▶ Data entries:
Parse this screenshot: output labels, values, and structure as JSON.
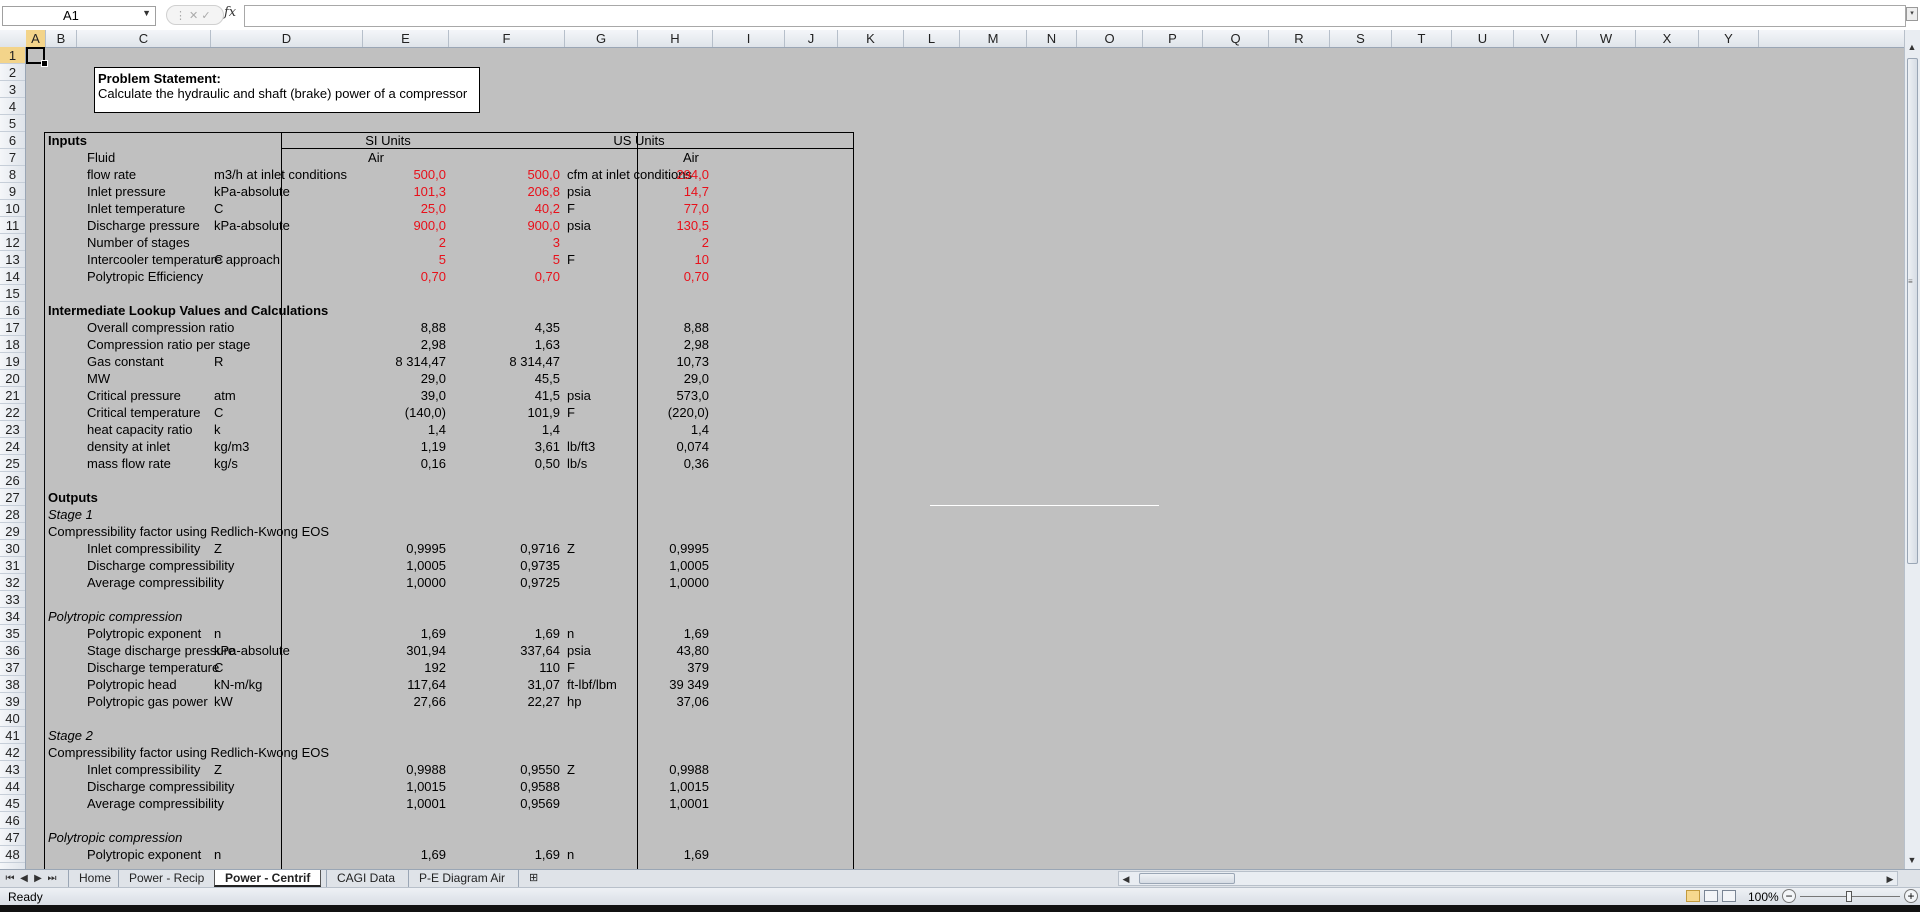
{
  "formula_bar": {
    "name_box": "A1",
    "fx_label": "fx",
    "formula": ""
  },
  "columns": [
    "A",
    "B",
    "C",
    "D",
    "E",
    "F",
    "G",
    "H",
    "I",
    "J",
    "K",
    "L",
    "M",
    "N",
    "O",
    "P",
    "Q",
    "R",
    "S",
    "T",
    "U",
    "V",
    "W",
    "X",
    "Y"
  ],
  "rows": [
    "1",
    "2",
    "3",
    "4",
    "5",
    "6",
    "7",
    "8",
    "9",
    "10",
    "11",
    "12",
    "13",
    "14",
    "15",
    "16",
    "17",
    "18",
    "19",
    "20",
    "21",
    "22",
    "23",
    "24",
    "25",
    "26",
    "27",
    "28",
    "29",
    "30",
    "31",
    "32",
    "33",
    "34",
    "35",
    "36",
    "37",
    "38",
    "39",
    "40",
    "41",
    "42",
    "43",
    "44",
    "45",
    "46",
    "47",
    "48"
  ],
  "textbox": {
    "title": "Problem Statement:",
    "body": "Calculate the hydraulic and shaft (brake) power of a compressor"
  },
  "sheet": {
    "inputs_title": "Inputs",
    "si_header": "SI Units",
    "us_header": "US Units",
    "inputs": [
      {
        "label": "Fluid",
        "unit_si": "",
        "e": "Air",
        "f": "",
        "unit_us": "",
        "h": "Air"
      },
      {
        "label": "flow rate",
        "unit_si": "m3/h at inlet conditions",
        "e": "500,0",
        "f": "500,0",
        "unit_us": "cfm at inlet conditions",
        "h": "294,0"
      },
      {
        "label": "Inlet pressure",
        "unit_si": "kPa-absolute",
        "e": "101,3",
        "f": "206,8",
        "unit_us": "psia",
        "h": "14,7"
      },
      {
        "label": "Inlet temperature",
        "unit_si": "C",
        "e": "25,0",
        "f": "40,2",
        "unit_us": "F",
        "h": "77,0"
      },
      {
        "label": "Discharge pressure",
        "unit_si": "kPa-absolute",
        "e": "900,0",
        "f": "900,0",
        "unit_us": "psia",
        "h": "130,5"
      },
      {
        "label": "Number of stages",
        "unit_si": "",
        "e": "2",
        "f": "3",
        "unit_us": "",
        "h": "2"
      },
      {
        "label": "Intercooler temperature approach",
        "unit_si": "C",
        "e": "5",
        "f": "5",
        "unit_us": "F",
        "h": "10"
      },
      {
        "label": "Polytropic Efficiency",
        "unit_si": "",
        "e": "0,70",
        "f": "0,70",
        "unit_us": "",
        "h": "0,70"
      }
    ],
    "intermediate_title": "Intermediate Lookup Values and Calculations",
    "intermediate": [
      {
        "label": "Overall compression ratio",
        "unit_si": "",
        "e": "8,88",
        "f": "4,35",
        "unit_us": "",
        "h": "8,88"
      },
      {
        "label": "Compression ratio per stage",
        "unit_si": "",
        "e": "2,98",
        "f": "1,63",
        "unit_us": "",
        "h": "2,98"
      },
      {
        "label": "Gas constant",
        "unit_si": "R",
        "e": "8 314,47",
        "f": "8 314,47",
        "unit_us": "",
        "h": "10,73"
      },
      {
        "label": "MW",
        "unit_si": "",
        "e": "29,0",
        "f": "45,5",
        "unit_us": "",
        "h": "29,0"
      },
      {
        "label": "Critical pressure",
        "unit_si": "atm",
        "e": "39,0",
        "f": "41,5",
        "unit_us": "psia",
        "h": "573,0"
      },
      {
        "label": "Critical temperature",
        "unit_si": "C",
        "e": "(140,0)",
        "f": "101,9",
        "unit_us": "F",
        "h": "(220,0)"
      },
      {
        "label": "heat capacity ratio",
        "unit_si": "k",
        "e": "1,4",
        "f": "1,4",
        "unit_us": "",
        "h": "1,4"
      },
      {
        "label": "density at inlet",
        "unit_si": "kg/m3",
        "e": "1,19",
        "f": "3,61",
        "unit_us": "lb/ft3",
        "h": "0,074"
      },
      {
        "label": "mass flow rate",
        "unit_si": "kg/s",
        "e": "0,16",
        "f": "0,50",
        "unit_us": "lb/s",
        "h": "0,36"
      }
    ],
    "outputs_title": "Outputs",
    "stage1_title": "Stage 1",
    "stage2_title": "Stage 2",
    "compress_title": "Compressibility factor using Redlich-Kwong EOS",
    "poly_title": "Polytropic compression",
    "stage1_compress": [
      {
        "label": "Inlet compressibility",
        "unit_si": "Z",
        "e": "0,9995",
        "f": "0,9716",
        "unit_us": "Z",
        "h": "0,9995"
      },
      {
        "label": "Discharge compressibility",
        "unit_si": "",
        "e": "1,0005",
        "f": "0,9735",
        "unit_us": "",
        "h": "1,0005"
      },
      {
        "label": "Average compressibility",
        "unit_si": "",
        "e": "1,0000",
        "f": "0,9725",
        "unit_us": "",
        "h": "1,0000"
      }
    ],
    "stage1_poly": [
      {
        "label": "Polytropic exponent",
        "unit_si": "n",
        "e": "1,69",
        "f": "1,69",
        "unit_us": "n",
        "h": "1,69"
      },
      {
        "label": "Stage discharge pressure",
        "unit_si": "kPa-absolute",
        "e": "301,94",
        "f": "337,64",
        "unit_us": "psia",
        "h": "43,80"
      },
      {
        "label": "Discharge temperature",
        "unit_si": "C",
        "e": "192",
        "f": "110",
        "unit_us": "F",
        "h": "379"
      },
      {
        "label": "Polytropic head",
        "unit_si": "kN-m/kg",
        "e": "117,64",
        "f": "31,07",
        "unit_us": "ft-lbf/lbm",
        "h": "39 349"
      },
      {
        "label": "Polytropic gas power",
        "unit_si": "kW",
        "e": "27,66",
        "f": "22,27",
        "unit_us": "hp",
        "h": "37,06"
      }
    ],
    "stage2_compress": [
      {
        "label": "Inlet compressibility",
        "unit_si": "Z",
        "e": "0,9988",
        "f": "0,9550",
        "unit_us": "Z",
        "h": "0,9988"
      },
      {
        "label": "Discharge compressibility",
        "unit_si": "",
        "e": "1,0015",
        "f": "0,9588",
        "unit_us": "",
        "h": "1,0015"
      },
      {
        "label": "Average compressibility",
        "unit_si": "",
        "e": "1,0001",
        "f": "0,9569",
        "unit_us": "",
        "h": "1,0001"
      }
    ],
    "stage2_poly": [
      {
        "label": "Polytropic exponent",
        "unit_si": "n",
        "e": "1,69",
        "f": "1,69",
        "unit_us": "n",
        "h": "1,69"
      }
    ]
  },
  "tabs": [
    {
      "label": "Home",
      "active": false
    },
    {
      "label": "Power - Recip",
      "active": false
    },
    {
      "label": "Power - Centrif",
      "active": true
    },
    {
      "label": "CAGI Data",
      "active": false
    },
    {
      "label": "P-E Diagram Air",
      "active": false
    }
  ],
  "status": {
    "text": "Ready",
    "zoom": "100%"
  },
  "colors": {
    "input_red": "#e8101a",
    "selection": "#f3d48a"
  },
  "icons": [
    "fx-icon",
    "new-sheet-icon",
    "normal-view-icon",
    "page-layout-icon",
    "page-break-icon",
    "zoom-out-icon",
    "zoom-in-icon"
  ]
}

▶ YOUR OBJECTIVE: Return to the listing above and set it down exactly, leaving out its pictures.

▶ SOLUTION TO THE PROBLEM:
Parse this screenshot: output labels, values, and structure as JSON.
{
  "formula_bar": {
    "name_box": "A1",
    "fx_label": "fx",
    "formula": ""
  },
  "columns": [
    "A",
    "B",
    "C",
    "D",
    "E",
    "F",
    "G",
    "H",
    "I",
    "J",
    "K",
    "L",
    "M",
    "N",
    "O",
    "P",
    "Q",
    "R",
    "S",
    "T",
    "U",
    "V",
    "W",
    "X",
    "Y"
  ],
  "rows": [
    "1",
    "2",
    "3",
    "4",
    "5",
    "6",
    "7",
    "8",
    "9",
    "10",
    "11",
    "12",
    "13",
    "14",
    "15",
    "16",
    "17",
    "18",
    "19",
    "20",
    "21",
    "22",
    "23",
    "24",
    "25",
    "26",
    "27",
    "28",
    "29",
    "30",
    "31",
    "32",
    "33",
    "34",
    "35",
    "36",
    "37",
    "38",
    "39",
    "40",
    "41",
    "42",
    "43",
    "44",
    "45",
    "46",
    "47",
    "48"
  ],
  "textbox": {
    "title": "Problem Statement:",
    "body": "Calculate the hydraulic and shaft (brake) power of a compressor"
  },
  "sheet": {
    "inputs_title": "Inputs",
    "si_header": "SI Units",
    "us_header": "US Units",
    "inputs": [
      {
        "label": "Fluid",
        "unit_si": "",
        "e": "Air",
        "f": "",
        "unit_us": "",
        "h": "Air"
      },
      {
        "label": "flow rate",
        "unit_si": "m3/h at inlet conditions",
        "e": "500,0",
        "f": "500,0",
        "unit_us": "cfm at inlet conditions",
        "h": "294,0"
      },
      {
        "label": "Inlet pressure",
        "unit_si": "kPa-absolute",
        "e": "101,3",
        "f": "206,8",
        "unit_us": "psia",
        "h": "14,7"
      },
      {
        "label": "Inlet temperature",
        "unit_si": "C",
        "e": "25,0",
        "f": "40,2",
        "unit_us": "F",
        "h": "77,0"
      },
      {
        "label": "Discharge pressure",
        "unit_si": "kPa-absolute",
        "e": "900,0",
        "f": "900,0",
        "unit_us": "psia",
        "h": "130,5"
      },
      {
        "label": "Number of stages",
        "unit_si": "",
        "e": "2",
        "f": "3",
        "unit_us": "",
        "h": "2"
      },
      {
        "label": "Intercooler temperature approach",
        "unit_si": "C",
        "e": "5",
        "f": "5",
        "unit_us": "F",
        "h": "10"
      },
      {
        "label": "Polytropic Efficiency",
        "unit_si": "",
        "e": "0,70",
        "f": "0,70",
        "unit_us": "",
        "h": "0,70"
      }
    ],
    "intermediate_title": "Intermediate Lookup Values and Calculations",
    "intermediate": [
      {
        "label": "Overall compression ratio",
        "unit_si": "",
        "e": "8,88",
        "f": "4,35",
        "unit_us": "",
        "h": "8,88"
      },
      {
        "label": "Compression ratio per stage",
        "unit_si": "",
        "e": "2,98",
        "f": "1,63",
        "unit_us": "",
        "h": "2,98"
      },
      {
        "label": "Gas constant",
        "unit_si": "R",
        "e": "8 314,47",
        "f": "8 314,47",
        "unit_us": "",
        "h": "10,73"
      },
      {
        "label": "MW",
        "unit_si": "",
        "e": "29,0",
        "f": "45,5",
        "unit_us": "",
        "h": "29,0"
      },
      {
        "label": "Critical pressure",
        "unit_si": "atm",
        "e": "39,0",
        "f": "41,5",
        "unit_us": "psia",
        "h": "573,0"
      },
      {
        "label": "Critical temperature",
        "unit_si": "C",
        "e": "(140,0)",
        "f": "101,9",
        "unit_us": "F",
        "h": "(220,0)"
      },
      {
        "label": "heat capacity ratio",
        "unit_si": "k",
        "e": "1,4",
        "f": "1,4",
        "unit_us": "",
        "h": "1,4"
      },
      {
        "label": "density at inlet",
        "unit_si": "kg/m3",
        "e": "1,19",
        "f": "3,61",
        "unit_us": "lb/ft3",
        "h": "0,074"
      },
      {
        "label": "mass flow rate",
        "unit_si": "kg/s",
        "e": "0,16",
        "f": "0,50",
        "unit_us": "lb/s",
        "h": "0,36"
      }
    ],
    "outputs_title": "Outputs",
    "stage1_title": "Stage 1",
    "stage2_title": "Stage 2",
    "compress_title": "Compressibility factor using Redlich-Kwong EOS",
    "poly_title": "Polytropic compression",
    "stage1_compress": [
      {
        "label": "Inlet compressibility",
        "unit_si": "Z",
        "e": "0,9995",
        "f": "0,9716",
        "unit_us": "Z",
        "h": "0,9995"
      },
      {
        "label": "Discharge compressibility",
        "unit_si": "",
        "e": "1,0005",
        "f": "0,9735",
        "unit_us": "",
        "h": "1,0005"
      },
      {
        "label": "Average compressibility",
        "unit_si": "",
        "e": "1,0000",
        "f": "0,9725",
        "unit_us": "",
        "h": "1,0000"
      }
    ],
    "stage1_poly": [
      {
        "label": "Polytropic exponent",
        "unit_si": "n",
        "e": "1,69",
        "f": "1,69",
        "unit_us": "n",
        "h": "1,69"
      },
      {
        "label": "Stage discharge pressure",
        "unit_si": "kPa-absolute",
        "e": "301,94",
        "f": "337,64",
        "unit_us": "psia",
        "h": "43,80"
      },
      {
        "label": "Discharge temperature",
        "unit_si": "C",
        "e": "192",
        "f": "110",
        "unit_us": "F",
        "h": "379"
      },
      {
        "label": "Polytropic head",
        "unit_si": "kN-m/kg",
        "e": "117,64",
        "f": "31,07",
        "unit_us": "ft-lbf/lbm",
        "h": "39 349"
      },
      {
        "label": "Polytropic gas power",
        "unit_si": "kW",
        "e": "27,66",
        "f": "22,27",
        "unit_us": "hp",
        "h": "37,06"
      }
    ],
    "stage2_compress": [
      {
        "label": "Inlet compressibility",
        "unit_si": "Z",
        "e": "0,9988",
        "f": "0,9550",
        "unit_us": "Z",
        "h": "0,9988"
      },
      {
        "label": "Discharge compressibility",
        "unit_si": "",
        "e": "1,0015",
        "f": "0,9588",
        "unit_us": "",
        "h": "1,0015"
      },
      {
        "label": "Average compressibility",
        "unit_si": "",
        "e": "1,0001",
        "f": "0,9569",
        "unit_us": "",
        "h": "1,0001"
      }
    ],
    "stage2_poly": [
      {
        "label": "Polytropic exponent",
        "unit_si": "n",
        "e": "1,69",
        "f": "1,69",
        "unit_us": "n",
        "h": "1,69"
      }
    ]
  },
  "tabs": [
    {
      "label": "Home",
      "active": false
    },
    {
      "label": "Power - Recip",
      "active": false
    },
    {
      "label": "Power - Centrif",
      "active": true
    },
    {
      "label": "CAGI Data",
      "active": false
    },
    {
      "label": "P-E Diagram Air",
      "active": false
    }
  ],
  "status": {
    "text": "Ready",
    "zoom": "100%"
  },
  "colors": {
    "input_red": "#e8101a",
    "selection": "#f3d48a"
  },
  "icons": [
    "fx-icon",
    "new-sheet-icon",
    "normal-view-icon",
    "page-layout-icon",
    "page-break-icon",
    "zoom-out-icon",
    "zoom-in-icon"
  ]
}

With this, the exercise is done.